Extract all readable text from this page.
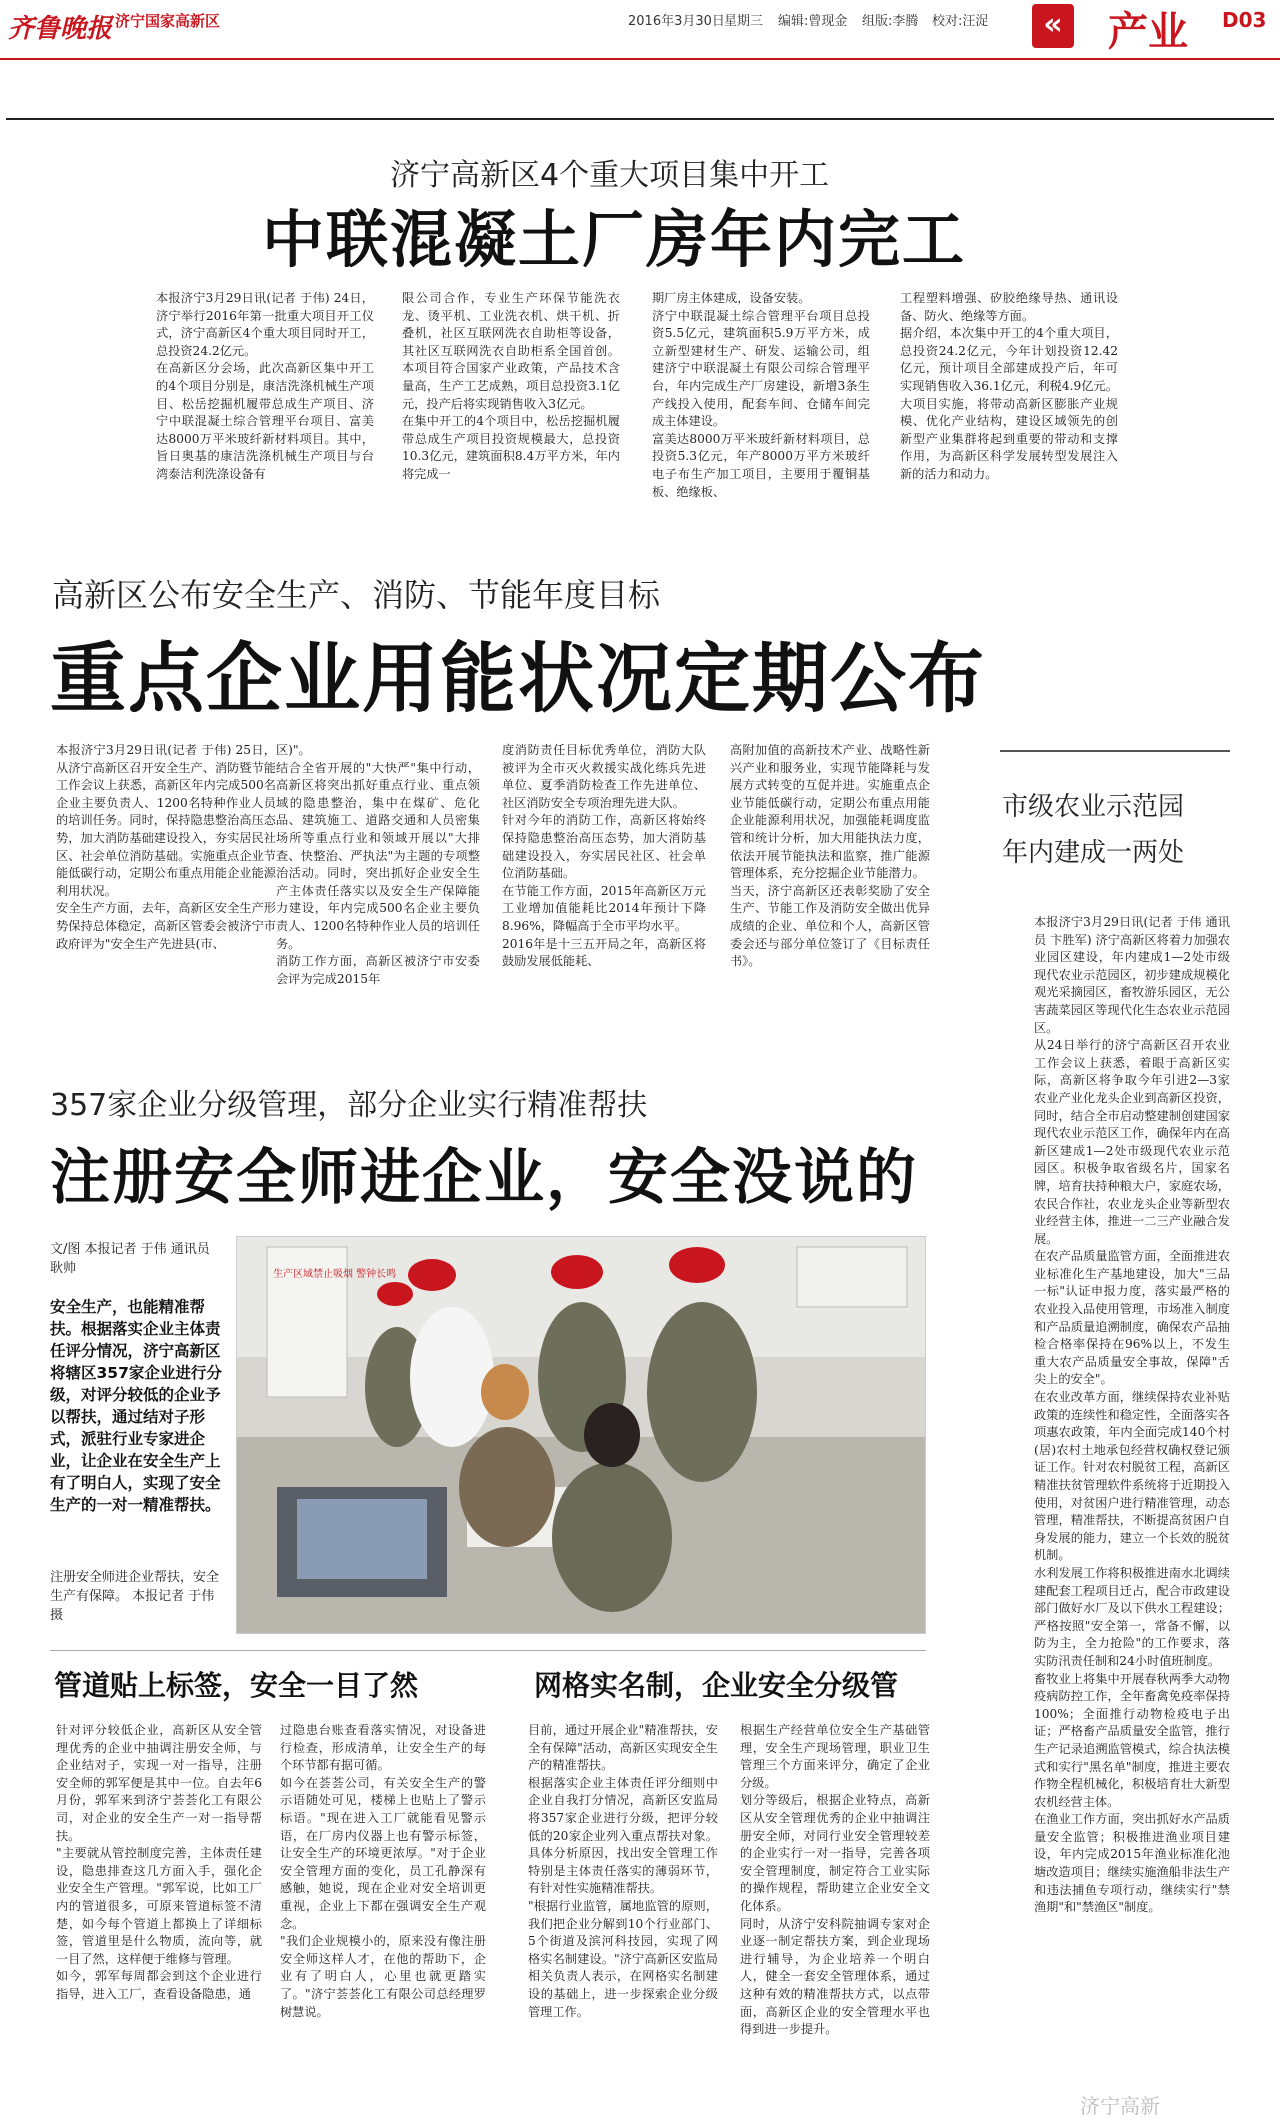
齐鲁晚报 济宁国家高新区	2016年3月30日 星期三 编辑:曾现金 组版:李腾 校对:汪浞	« 产业 D03
济宁高新区4个重大项目集中开工
中联混凝土厂房年内完工
本报济宁3月29日讯(记者 于伟) 24日，济宁举行2016年第一批重大项目开工仪式，济宁高新区4个重大项目同时开工，总投资24.2亿元。
在高新区分会场，此次高新区集中开工的4个项目分别是，康洁洗涤机械生产项目、松岳挖掘机履带总成生产项目、济宁中联混凝土综合管理平台项目、富美达8000万平米玻纤新材料项目。其中，旨日奥基的康洁洗涤机械生产项目与台湾泰洁利洗涤设备有
限公司合作，专业生产环保节能洗衣龙、烫平机、工业洗衣机、烘干机、折叠机，社区互联网洗衣自助柜等设备，其社区互联网洗衣自助柜系全国首创。本项目符合国家产业政策，产品技术含量高，生产工艺成熟，项目总投资3.1亿元，投产后将实现销售收入3亿元。
在集中开工的4个项目中，松岳挖掘机履带总成生产项目投资规模最大，总投资10.3亿元，建筑面积8.4万平方米，年内将完成一
期厂房主体建成，设备安装。
济宁中联混凝土综合管理平台项目总投资5.5亿元，建筑面积5.9万平方米，成立新型建材生产、研发、运输公司，组建济宁中联混凝土有限公司综合管理平台，年内完成生产厂房建设，新增3条生产线投入使用，配套车间、仓储车间完成主体建设。
富美达8000万平米玻纤新材料项目，总投资5.3亿元，年产8000万平方米玻纤电子布生产加工项目，主要用于覆铜基板、绝缘板、
工程塑料增强、矽胶绝缘导热、通讯设备、防火、绝缘等方面。
据介绍，本次集中开工的4个重大项目，总投资24.2亿元，今年计划投资12.42亿元，预计项目全部建成投产后，年可实现销售收入36.1亿元，利税4.9亿元。大项目实施，将带动高新区膨胀产业规模、优化产业结构，建设区域领先的创新型产业集群将起到重要的带动和支撑作用，为高新区科学发展转型发展注入新的活力和动力。
高新区公布安全生产、消防、节能年度目标
重点企业用能状况定期公布
本报济宁3月29日讯(记者 于伟) 25日，从济宁高新区召开安全生产、消防暨节能工作会议上获悉，高新区年内完成500名企业主要负责人、1200名特种作业人员的培训任务。同时，保持隐患整治高压态势，加大消防基础建设投入，夯实居民社区、社会单位消防基础。实施重点企业节能低碳行动，定期公布重点用能企业能源利用状况。
安全生产方面，去年，高新区安全生产形势保持总体稳定，高新区管委会被济宁市政府评为"安全生产先进县(市、
区)"。
结合全省开展的"大快严"集中行动，高新区将突出抓好重点行业、重点领域的隐患整治，集中在煤矿、危化品、建筑施工、道路交通和人员密集场所等重点行业和领域开展以"大排查、快整治、严执法"为主题的专项整治活动。同时，突出抓好企业安全生产主体责任落实以及安全生产保障能力建设，年内完成500名企业主要负责人、1200名特种作业人员的培训任务。
消防工作方面，高新区被济宁市安委会评为完成2015年
度消防责任目标优秀单位，消防大队被评为全市灭火救援实战化练兵先进单位、夏季消防检查工作先进单位、社区消防安全专项治理先进大队。
针对今年的消防工作，高新区将始终保持隐患整治高压态势，加大消防基础建设投入，夯实居民社区、社会单位消防基础。
在节能工作方面，2015年高新区万元工业增加值能耗比2014年预计下降8.96%，降幅高于全市平均水平。
2016年是十三五开局之年，高新区将鼓励发展低能耗、
高附加值的高新技术产业、战略性新兴产业和服务业，实现节能降耗与发展方式转变的互促并进。实施重点企业节能低碳行动，定期公布重点用能企业能源利用状况，加强能耗调度监管和统计分析，加大用能执法力度，依法开展节能执法和监察，推广能源管理体系，充分挖掘企业节能潜力。
当天，济宁高新区还表彰奖励了安全生产、节能工作及消防安全做出优异成绩的企业、单位和个人，高新区管委会还与部分单位签订了《目标责任书》。
市级农业示范园
年内建成一两处
本报济宁3月29日讯(记者 于伟 通讯员 卞胜军) 济宁高新区将着力加强农业园区建设，年内建成1—2处市级现代农业示范园区，初步建成规模化观光采摘园区，畜牧游乐园区，无公害蔬菜园区等现代化生态农业示范园区。
从24日举行的济宁高新区召开农业工作会议上获悉，着眼于高新区实际，高新区将争取今年引进2—3家农业产业化龙头企业到高新区投资，同时，结合全市启动整建制创建国家现代农业示范区工作，确保年内在高新区建成1—2处市级现代农业示范园区。积极争取省级名片，国家名牌，培育扶持种粮大户，家庭农场，农民合作社，农业龙头企业等新型农业经营主体，推进一二三产业融合发展。
在农产品质量监管方面，全面推进农业标准化生产基地建设，加大"三品一标"认证申报力度，落实最严格的农业投入品使用管理，市场准入制度和产品质量追溯制度，确保农产品抽检合格率保持在96%以上，不发生重大农产品质量安全事故，保障"舌尖上的安全"。
在农业改革方面，继续保持农业补贴政策的连续性和稳定性，全面落实各项惠农政策，年内全面完成140个村(居)农村土地承包经营权确权登记颁证工作。针对农村脱贫工程，高新区精准扶贫管理软件系统将于近期投入使用，对贫困户进行精准管理，动态管理，精准帮扶，不断提高贫困户自身发展的能力，建立一个长效的脱贫机制。
水利发展工作将积极推进南水北调续建配套工程项目迁占，配合市政建设部门做好水厂及以下供水工程建设；严格按照"安全第一，常备不懈，以防为主，全力抢险"的工作要求，落实防汛责任制和24小时值班制度。
畜牧业上将集中开展春秋两季大动物疫病防控工作，全年畜禽免疫率保持100%；全面推行动物检疫电子出证；严格畜产品质量安全监管，推行生产记录追溯监管模式，综合执法模式和实行"黑名单"制度，推进主要农作物全程机械化，积极培育壮大新型农机经营主体。
在渔业工作方面，突出抓好水产品质量安全监管；积极推进渔业项目建设，年内完成2015年渔业标准化池塘改造项目；继续实施渔船非法生产和违法捕鱼专项行动，继续实行"禁渔期"和"禁渔区"制度。
357家企业分级管理，部分企业实行精准帮扶
注册安全师进企业，安全没说的
文/图 本报记者 于伟 通讯员 耿帅
安全生产，也能精准帮扶。根据落实企业主体责任评分情况，济宁高新区将辖区357家企业进行分级，对评分较低的企业予以帮扶，通过结对子形式，派驻行业专家进企业，让企业在安全生产上有了明白人，实现了安全生产的一对一精准帮扶。
生产区域禁止吸烟 警钟长鸣
注册安全师进企业帮扶，安全生产有保障。 本报记者 于伟 摄
管道贴上标签，安全一目了然	网格实名制，企业安全分级管
针对评分较低企业，高新区从安全管理优秀的企业中抽调注册安全师，与企业结对子，实现一对一指导，注册安全师的郭军便是其中一位。自去年6月份，郭军来到济宁荟荟化工有限公司，对企业的安全生产一对一指导帮扶。
"主要就从管控制度完善，主体责任建设，隐患排查这几方面入手，强化企业安全生产管理。"郭军说，比如工厂内的管道很多，可原来管道标签不清楚，如今每个管道上都换上了详细标签，管道里是什么物质，流向等，就一目了然，这样便于维修与管理。
如今，郭军每周都会到这个企业进行指导，进入工厂，查看设备隐患，通
过隐患台账查看落实情况，对设备进行检查，形成清单，让安全生产的每个环节都有据可循。
如今在荟荟公司，有关安全生产的警示语随处可见，楼梯上也贴上了警示标语。"现在进入工厂就能看见警示语，在厂房内仪器上也有警示标签，让安全生产的环境更浓厚。"对于企业安全管理方面的变化，员工孔静深有感触，她说，现在企业对安全培训更重视，企业上下都在强调安全生产观念。
"我们企业规模小的，原来没有像注册安全师这样人才，在他的帮助下，企业有了明白人，心里也就更踏实了。"济宁荟荟化工有限公司总经理罗树慧说。
目前，通过开展企业"精准帮扶，安全有保障"活动，高新区实现安全生产的精准帮扶。
根据落实企业主体责任评分细则中企业自我打分情况，高新区安监局将357家企业进行分级，把评分较低的20家企业列入重点帮扶对象。具体分析原因，找出安全管理工作特别是主体责任落实的薄弱环节，有针对性实施精准帮扶。
"根据行业监管，属地监管的原则，我们把企业分解到10个行业部门、5个街道及滨河科技园，实现了网格实名制建设。"济宁高新区安监局相关负责人表示，在网格实名制建设的基础上，进一步探索企业分级管理工作。
根据生产经营单位安全生产基础管理，安全生产现场管理，职业卫生管理三个方面来评分，确定了企业分级。
划分等级后，根据企业特点，高新区从安全管理优秀的企业中抽调注册安全师，对同行业安全管理较差的企业实行一对一指导，完善各项安全管理制度，制定符合工业实际的操作规程，帮助建立企业安全文化体系。
同时，从济宁安科院抽调专家对企业逐一制定帮扶方案，到企业现场进行辅导，为企业培养一个明白人，健全一套安全管理体系，通过这种有效的精准帮扶方式，以点带面，高新区企业的安全管理水平也得到进一步提升。
济宁高新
----------
### [WHAT YOU SHOULD DO]
Extract each line holding the word "实施重点企业节能低碳行动" from the records.

### [TASK RESPONSE]
本报济宁3月29日讯(记者 于伟) 25日，从济宁高新区召开安全生产、消防暨节能工作会议上获悉，高新区年内完成500名企业主要负责人、1200名特种作业人员的培训任务。同时，保持隐患整治高压态势，加大消防基础建设投入，夯实居民社区、社会单位消防基础。实施重点企业节能低碳行动，定期公布重点用能企业能源利用状况。
高附加值的高新技术产业、战略性新兴产业和服务业，实现节能降耗与发展方式转变的互促并进。实施重点企业节能低碳行动，定期公布重点用能企业能源利用状况，加强能耗调度监管和统计分析，加大用能执法力度，依法开展节能执法和监察，推广能源管理体系，充分挖掘企业节能潜力。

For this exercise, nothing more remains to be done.